-- Begin RECORDS FOR THIS EXERCISE --
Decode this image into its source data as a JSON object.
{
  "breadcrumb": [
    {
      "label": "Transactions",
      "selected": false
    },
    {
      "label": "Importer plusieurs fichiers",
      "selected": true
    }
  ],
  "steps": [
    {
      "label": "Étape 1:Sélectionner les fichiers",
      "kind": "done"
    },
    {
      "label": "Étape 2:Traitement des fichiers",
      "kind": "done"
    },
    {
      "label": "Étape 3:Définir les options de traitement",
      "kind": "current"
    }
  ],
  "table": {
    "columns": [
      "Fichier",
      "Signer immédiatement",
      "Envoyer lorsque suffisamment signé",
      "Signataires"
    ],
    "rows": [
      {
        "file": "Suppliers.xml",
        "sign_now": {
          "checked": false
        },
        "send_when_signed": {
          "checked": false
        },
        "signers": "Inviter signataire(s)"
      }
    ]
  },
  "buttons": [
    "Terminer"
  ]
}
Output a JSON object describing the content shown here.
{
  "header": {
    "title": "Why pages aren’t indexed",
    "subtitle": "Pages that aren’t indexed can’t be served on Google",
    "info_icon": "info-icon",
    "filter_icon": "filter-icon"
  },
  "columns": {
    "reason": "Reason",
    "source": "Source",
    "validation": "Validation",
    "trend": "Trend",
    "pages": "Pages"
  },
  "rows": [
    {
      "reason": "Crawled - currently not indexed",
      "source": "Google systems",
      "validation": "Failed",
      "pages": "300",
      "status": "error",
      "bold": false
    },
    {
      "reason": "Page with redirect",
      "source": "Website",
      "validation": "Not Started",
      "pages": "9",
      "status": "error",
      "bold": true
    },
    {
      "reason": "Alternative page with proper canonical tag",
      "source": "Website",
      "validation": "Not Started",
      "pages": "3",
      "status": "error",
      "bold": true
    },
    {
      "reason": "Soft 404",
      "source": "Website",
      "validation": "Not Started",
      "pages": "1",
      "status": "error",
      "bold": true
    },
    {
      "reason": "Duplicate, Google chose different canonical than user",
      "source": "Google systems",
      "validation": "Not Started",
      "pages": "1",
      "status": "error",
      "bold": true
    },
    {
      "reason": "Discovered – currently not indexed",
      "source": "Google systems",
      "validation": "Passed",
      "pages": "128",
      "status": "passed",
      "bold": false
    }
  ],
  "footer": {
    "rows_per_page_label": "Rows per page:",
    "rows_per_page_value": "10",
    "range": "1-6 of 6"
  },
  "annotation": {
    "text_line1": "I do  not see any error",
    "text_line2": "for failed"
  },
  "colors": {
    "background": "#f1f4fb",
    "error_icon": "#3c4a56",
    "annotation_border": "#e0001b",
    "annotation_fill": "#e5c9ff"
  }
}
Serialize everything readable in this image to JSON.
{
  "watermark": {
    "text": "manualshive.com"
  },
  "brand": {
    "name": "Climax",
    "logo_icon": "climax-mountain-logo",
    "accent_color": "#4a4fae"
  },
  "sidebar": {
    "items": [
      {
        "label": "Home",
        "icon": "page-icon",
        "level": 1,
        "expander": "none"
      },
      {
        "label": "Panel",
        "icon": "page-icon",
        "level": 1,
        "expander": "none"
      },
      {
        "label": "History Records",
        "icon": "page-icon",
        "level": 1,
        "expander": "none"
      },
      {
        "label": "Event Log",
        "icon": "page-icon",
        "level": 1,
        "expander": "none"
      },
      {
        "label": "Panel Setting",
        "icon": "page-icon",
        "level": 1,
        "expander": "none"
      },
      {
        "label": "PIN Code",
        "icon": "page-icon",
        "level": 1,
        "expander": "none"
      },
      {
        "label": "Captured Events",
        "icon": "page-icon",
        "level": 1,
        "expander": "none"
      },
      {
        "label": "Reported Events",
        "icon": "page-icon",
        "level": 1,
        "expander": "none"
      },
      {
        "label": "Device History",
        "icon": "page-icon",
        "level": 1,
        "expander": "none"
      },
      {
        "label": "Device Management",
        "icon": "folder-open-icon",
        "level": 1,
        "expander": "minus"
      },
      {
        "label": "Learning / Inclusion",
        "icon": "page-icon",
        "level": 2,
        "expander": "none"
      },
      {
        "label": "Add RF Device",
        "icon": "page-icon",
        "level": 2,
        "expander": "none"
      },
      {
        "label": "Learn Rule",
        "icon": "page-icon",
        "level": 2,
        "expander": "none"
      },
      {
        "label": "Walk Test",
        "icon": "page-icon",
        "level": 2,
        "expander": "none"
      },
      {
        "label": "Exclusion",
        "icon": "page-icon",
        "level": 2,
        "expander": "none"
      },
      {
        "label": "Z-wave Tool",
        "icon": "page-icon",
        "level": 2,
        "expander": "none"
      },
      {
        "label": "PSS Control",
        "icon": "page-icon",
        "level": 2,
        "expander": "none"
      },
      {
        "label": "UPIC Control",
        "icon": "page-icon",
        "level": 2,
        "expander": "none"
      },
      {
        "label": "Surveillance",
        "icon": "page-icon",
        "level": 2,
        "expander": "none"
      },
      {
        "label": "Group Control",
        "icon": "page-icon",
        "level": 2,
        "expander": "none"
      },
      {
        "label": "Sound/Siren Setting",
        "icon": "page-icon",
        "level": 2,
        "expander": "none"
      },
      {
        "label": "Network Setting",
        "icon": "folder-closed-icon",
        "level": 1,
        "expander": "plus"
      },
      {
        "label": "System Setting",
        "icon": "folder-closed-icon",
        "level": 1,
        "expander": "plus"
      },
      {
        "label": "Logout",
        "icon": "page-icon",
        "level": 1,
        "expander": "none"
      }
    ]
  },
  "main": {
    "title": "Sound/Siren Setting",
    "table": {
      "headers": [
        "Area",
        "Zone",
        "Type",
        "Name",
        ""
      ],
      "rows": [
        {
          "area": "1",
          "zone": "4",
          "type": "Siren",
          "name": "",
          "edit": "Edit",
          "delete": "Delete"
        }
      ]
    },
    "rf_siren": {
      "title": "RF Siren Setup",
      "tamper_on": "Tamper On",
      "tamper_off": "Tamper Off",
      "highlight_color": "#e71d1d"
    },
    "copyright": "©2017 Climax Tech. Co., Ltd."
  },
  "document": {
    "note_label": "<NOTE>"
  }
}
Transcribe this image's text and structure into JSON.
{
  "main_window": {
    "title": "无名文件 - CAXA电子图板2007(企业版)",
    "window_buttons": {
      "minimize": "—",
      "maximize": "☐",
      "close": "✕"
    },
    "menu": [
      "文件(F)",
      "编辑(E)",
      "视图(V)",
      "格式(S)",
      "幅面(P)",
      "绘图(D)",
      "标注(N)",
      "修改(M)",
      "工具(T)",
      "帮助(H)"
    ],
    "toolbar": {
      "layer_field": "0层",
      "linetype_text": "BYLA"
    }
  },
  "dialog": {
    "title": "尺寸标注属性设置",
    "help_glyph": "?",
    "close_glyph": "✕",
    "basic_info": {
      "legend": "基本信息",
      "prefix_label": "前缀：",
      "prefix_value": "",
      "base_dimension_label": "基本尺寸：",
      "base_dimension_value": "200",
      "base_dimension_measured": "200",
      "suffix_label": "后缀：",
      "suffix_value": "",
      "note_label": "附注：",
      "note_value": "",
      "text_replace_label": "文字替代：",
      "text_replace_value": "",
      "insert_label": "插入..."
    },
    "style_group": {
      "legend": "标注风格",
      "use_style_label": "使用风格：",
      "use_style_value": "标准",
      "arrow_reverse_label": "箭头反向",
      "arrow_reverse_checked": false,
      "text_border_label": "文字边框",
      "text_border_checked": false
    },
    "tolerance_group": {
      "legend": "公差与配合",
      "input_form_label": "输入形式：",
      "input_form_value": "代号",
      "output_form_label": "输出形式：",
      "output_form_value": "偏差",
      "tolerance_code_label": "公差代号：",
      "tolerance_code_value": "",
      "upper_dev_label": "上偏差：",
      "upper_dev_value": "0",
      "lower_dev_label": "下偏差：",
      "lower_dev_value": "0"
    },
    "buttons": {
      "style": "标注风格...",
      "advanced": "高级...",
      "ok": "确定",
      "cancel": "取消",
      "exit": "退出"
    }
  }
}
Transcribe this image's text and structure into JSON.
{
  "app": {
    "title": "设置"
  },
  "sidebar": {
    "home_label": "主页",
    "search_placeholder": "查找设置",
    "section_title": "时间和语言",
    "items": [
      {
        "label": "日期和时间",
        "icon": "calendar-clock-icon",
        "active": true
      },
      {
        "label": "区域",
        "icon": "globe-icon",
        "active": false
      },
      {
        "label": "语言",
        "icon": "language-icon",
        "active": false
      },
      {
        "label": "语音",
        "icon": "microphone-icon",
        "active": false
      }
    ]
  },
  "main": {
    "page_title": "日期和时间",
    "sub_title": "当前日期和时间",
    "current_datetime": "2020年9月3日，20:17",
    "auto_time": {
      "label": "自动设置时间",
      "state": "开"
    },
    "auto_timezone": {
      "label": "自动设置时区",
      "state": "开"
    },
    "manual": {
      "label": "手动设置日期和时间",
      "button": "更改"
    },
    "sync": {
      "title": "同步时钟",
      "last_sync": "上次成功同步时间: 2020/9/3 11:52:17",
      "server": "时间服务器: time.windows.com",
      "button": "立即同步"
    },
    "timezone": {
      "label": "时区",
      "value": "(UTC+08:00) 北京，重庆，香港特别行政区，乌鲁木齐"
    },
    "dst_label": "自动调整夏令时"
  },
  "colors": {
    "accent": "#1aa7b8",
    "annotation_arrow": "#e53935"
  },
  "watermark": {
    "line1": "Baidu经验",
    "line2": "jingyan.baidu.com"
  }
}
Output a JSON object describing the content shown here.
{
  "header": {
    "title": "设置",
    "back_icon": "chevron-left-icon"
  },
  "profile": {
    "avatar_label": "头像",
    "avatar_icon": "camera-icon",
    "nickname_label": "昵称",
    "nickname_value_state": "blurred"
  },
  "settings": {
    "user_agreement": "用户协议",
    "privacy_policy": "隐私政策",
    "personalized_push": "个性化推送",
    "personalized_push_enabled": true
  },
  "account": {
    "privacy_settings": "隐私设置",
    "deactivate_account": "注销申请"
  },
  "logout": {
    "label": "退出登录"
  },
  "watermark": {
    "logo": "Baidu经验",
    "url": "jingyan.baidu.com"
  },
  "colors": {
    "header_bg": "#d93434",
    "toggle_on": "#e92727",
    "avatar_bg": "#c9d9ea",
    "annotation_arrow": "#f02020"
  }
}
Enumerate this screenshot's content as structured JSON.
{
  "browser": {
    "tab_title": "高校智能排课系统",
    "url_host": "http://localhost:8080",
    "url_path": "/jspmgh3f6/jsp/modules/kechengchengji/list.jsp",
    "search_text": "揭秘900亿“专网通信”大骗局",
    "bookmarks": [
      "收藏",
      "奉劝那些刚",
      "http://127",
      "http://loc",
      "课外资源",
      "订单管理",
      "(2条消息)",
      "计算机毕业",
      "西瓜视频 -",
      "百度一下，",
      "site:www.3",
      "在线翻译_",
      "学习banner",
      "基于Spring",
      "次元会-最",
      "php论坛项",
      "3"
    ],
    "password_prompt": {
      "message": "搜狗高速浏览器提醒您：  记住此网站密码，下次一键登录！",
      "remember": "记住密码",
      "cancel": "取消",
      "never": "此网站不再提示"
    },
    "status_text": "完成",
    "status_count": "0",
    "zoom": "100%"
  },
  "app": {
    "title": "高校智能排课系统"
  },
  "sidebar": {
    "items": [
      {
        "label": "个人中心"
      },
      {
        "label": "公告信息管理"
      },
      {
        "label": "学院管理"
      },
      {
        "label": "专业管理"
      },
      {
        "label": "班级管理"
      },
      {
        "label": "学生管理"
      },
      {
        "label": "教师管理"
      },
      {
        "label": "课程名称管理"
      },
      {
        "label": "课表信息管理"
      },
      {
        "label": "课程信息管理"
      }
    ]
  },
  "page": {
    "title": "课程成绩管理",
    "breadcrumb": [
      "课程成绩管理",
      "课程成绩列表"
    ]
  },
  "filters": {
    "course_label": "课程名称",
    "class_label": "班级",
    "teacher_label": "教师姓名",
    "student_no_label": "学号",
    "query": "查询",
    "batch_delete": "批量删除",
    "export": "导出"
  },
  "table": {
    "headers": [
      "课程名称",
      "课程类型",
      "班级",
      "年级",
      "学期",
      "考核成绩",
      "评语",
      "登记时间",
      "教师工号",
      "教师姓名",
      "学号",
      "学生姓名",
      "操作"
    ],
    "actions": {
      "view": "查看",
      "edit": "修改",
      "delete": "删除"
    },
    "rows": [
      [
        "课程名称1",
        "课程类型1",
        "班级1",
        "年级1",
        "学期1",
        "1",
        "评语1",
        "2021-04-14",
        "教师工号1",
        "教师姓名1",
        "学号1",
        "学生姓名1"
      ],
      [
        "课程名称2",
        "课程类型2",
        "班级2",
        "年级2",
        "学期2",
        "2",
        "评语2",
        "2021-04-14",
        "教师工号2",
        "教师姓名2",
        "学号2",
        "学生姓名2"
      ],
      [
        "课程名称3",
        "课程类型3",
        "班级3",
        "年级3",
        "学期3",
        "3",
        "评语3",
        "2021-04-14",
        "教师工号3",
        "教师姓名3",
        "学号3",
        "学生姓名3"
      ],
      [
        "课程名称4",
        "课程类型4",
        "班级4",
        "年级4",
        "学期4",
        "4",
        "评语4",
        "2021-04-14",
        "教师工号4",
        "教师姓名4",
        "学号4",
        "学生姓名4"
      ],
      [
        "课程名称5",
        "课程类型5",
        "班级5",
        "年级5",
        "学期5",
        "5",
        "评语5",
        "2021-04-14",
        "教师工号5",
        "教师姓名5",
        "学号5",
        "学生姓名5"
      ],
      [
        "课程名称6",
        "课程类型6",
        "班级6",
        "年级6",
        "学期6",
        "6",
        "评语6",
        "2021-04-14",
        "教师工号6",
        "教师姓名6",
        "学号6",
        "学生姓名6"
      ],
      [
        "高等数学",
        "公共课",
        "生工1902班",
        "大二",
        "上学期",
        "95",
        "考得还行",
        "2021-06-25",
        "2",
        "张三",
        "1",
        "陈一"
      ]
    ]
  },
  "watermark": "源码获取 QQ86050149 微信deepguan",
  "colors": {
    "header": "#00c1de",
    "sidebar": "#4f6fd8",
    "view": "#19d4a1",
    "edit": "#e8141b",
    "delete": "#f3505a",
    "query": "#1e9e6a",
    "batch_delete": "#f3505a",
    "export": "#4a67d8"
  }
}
-- End RECORDS FOR THIS EXERCISE --
SHORT PROBLEM :: Tally how many lines in the material above hold the word "with". Write only that number.

IN RESPONSE :: 2